**What is asked**
Each line of the material must be returned exactly.

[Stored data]

* * * * * * * * *

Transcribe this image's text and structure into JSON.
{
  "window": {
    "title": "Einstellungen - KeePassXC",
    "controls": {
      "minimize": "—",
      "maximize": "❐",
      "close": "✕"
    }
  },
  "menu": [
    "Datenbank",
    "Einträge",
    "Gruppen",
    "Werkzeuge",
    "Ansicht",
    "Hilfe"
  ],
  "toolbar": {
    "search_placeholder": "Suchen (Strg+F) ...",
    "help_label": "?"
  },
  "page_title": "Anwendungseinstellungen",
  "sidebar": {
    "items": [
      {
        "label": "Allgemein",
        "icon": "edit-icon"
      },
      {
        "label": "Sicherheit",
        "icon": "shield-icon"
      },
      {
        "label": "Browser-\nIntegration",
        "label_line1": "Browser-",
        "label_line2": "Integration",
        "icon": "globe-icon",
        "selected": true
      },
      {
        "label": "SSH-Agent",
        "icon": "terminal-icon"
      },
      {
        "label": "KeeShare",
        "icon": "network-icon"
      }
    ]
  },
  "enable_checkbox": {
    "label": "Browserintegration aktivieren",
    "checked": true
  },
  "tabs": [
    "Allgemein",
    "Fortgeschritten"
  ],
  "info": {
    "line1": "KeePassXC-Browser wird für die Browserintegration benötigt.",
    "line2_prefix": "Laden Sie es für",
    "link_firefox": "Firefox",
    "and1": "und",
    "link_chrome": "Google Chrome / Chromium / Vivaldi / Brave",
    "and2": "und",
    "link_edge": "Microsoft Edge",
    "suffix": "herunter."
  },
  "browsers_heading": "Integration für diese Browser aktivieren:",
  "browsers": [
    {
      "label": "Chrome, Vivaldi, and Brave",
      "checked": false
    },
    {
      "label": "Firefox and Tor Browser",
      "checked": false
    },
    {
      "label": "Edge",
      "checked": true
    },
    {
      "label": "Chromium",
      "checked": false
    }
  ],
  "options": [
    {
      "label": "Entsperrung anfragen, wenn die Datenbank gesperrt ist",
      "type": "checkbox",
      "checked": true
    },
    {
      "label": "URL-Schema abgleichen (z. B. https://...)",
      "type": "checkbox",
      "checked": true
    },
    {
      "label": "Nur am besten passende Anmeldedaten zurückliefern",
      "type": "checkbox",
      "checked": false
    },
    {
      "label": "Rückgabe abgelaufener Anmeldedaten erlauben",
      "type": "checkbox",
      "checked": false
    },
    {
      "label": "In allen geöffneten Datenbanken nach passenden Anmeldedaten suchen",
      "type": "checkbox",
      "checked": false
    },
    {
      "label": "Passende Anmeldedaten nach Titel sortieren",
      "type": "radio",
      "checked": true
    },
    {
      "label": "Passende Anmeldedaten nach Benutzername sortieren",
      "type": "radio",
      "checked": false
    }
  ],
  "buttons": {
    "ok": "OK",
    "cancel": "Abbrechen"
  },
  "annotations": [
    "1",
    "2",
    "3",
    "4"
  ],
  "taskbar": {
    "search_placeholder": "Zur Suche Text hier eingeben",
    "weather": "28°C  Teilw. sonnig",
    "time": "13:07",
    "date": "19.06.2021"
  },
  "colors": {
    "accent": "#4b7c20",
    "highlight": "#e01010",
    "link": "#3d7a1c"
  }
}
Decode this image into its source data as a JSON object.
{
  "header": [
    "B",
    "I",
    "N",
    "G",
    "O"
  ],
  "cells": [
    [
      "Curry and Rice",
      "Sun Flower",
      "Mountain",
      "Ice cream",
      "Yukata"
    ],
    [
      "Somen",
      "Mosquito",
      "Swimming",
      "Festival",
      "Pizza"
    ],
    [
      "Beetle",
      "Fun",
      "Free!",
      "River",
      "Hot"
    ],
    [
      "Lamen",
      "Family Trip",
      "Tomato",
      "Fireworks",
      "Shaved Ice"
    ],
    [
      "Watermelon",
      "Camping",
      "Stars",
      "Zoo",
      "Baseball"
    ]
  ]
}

* * * * * * * * *

**Result for this task**
Transcribe this image's text and structure into JSON.
{
  "window": {
    "title": "Einstellungen - KeePassXC",
    "controls": {
      "minimize": "—",
      "maximize": "❐",
      "close": "✕"
    }
  },
  "menu": [
    "Datenbank",
    "Einträge",
    "Gruppen",
    "Werkzeuge",
    "Ansicht",
    "Hilfe"
  ],
  "toolbar": {
    "search_placeholder": "Suchen (Strg+F) ...",
    "help_label": "?"
  },
  "page_title": "Anwendungseinstellungen",
  "sidebar": {
    "items": [
      {
        "label": "Allgemein",
        "icon": "edit-icon"
      },
      {
        "label": "Sicherheit",
        "icon": "shield-icon"
      },
      {
        "label": "Browser-\nIntegration",
        "label_line1": "Browser-",
        "label_line2": "Integration",
        "icon": "globe-icon",
        "selected": true
      },
      {
        "label": "SSH-Agent",
        "icon": "terminal-icon"
      },
      {
        "label": "KeeShare",
        "icon": "network-icon"
      }
    ]
  },
  "enable_checkbox": {
    "label": "Browserintegration aktivieren",
    "checked": true
  },
  "tabs": [
    "Allgemein",
    "Fortgeschritten"
  ],
  "info": {
    "line1": "KeePassXC-Browser wird für die Browserintegration benötigt.",
    "line2_prefix": "Laden Sie es für",
    "link_firefox": "Firefox",
    "and1": "und",
    "link_chrome": "Google Chrome / Chromium / Vivaldi / Brave",
    "and2": "und",
    "link_edge": "Microsoft Edge",
    "suffix": "herunter."
  },
  "browsers_heading": "Integration für diese Browser aktivieren:",
  "browsers": [
    {
      "label": "Chrome, Vivaldi, and Brave",
      "checked": false
    },
    {
      "label": "Firefox and Tor Browser",
      "checked": false
    },
    {
      "label": "Edge",
      "checked": true
    },
    {
      "label": "Chromium",
      "checked": false
    }
  ],
  "options": [
    {
      "label": "Entsperrung anfragen, wenn die Datenbank gesperrt ist",
      "type": "checkbox",
      "checked": true
    },
    {
      "label": "URL-Schema abgleichen (z. B. https://...)",
      "type": "checkbox",
      "checked": true
    },
    {
      "label": "Nur am besten passende Anmeldedaten zurückliefern",
      "type": "checkbox",
      "checked": false
    },
    {
      "label": "Rückgabe abgelaufener Anmeldedaten erlauben",
      "type": "checkbox",
      "checked": false
    },
    {
      "label": "In allen geöffneten Datenbanken nach passenden Anmeldedaten suchen",
      "type": "checkbox",
      "checked": false
    },
    {
      "label": "Passende Anmeldedaten nach Titel sortieren",
      "type": "radio",
      "checked": true
    },
    {
      "label": "Passende Anmeldedaten nach Benutzername sortieren",
      "type": "radio",
      "checked": false
    }
  ],
  "buttons": {
    "ok": "OK",
    "cancel": "Abbrechen"
  },
  "annotations": [
    "1",
    "2",
    "3",
    "4"
  ],
  "taskbar": {
    "search_placeholder": "Zur Suche Text hier eingeben",
    "weather": "28°C  Teilw. sonnig",
    "time": "13:07",
    "date": "19.06.2021"
  },
  "colors": {
    "accent": "#4b7c20",
    "highlight": "#e01010",
    "link": "#3d7a1c"
  }
}
Decode this image into its source data as a JSON object.
{
  "header": [
    "B",
    "I",
    "N",
    "G",
    "O"
  ],
  "cells": [
    [
      "Curry and Rice",
      "Sun Flower",
      "Mountain",
      "Ice cream",
      "Yukata"
    ],
    [
      "Somen",
      "Mosquito",
      "Swimming",
      "Festival",
      "Pizza"
    ],
    [
      "Beetle",
      "Fun",
      "Free!",
      "River",
      "Hot"
    ],
    [
      "Lamen",
      "Family Trip",
      "Tomato",
      "Fireworks",
      "Shaved Ice"
    ],
    [
      "Watermelon",
      "Camping",
      "Stars",
      "Zoo",
      "Baseball"
    ]
  ]
}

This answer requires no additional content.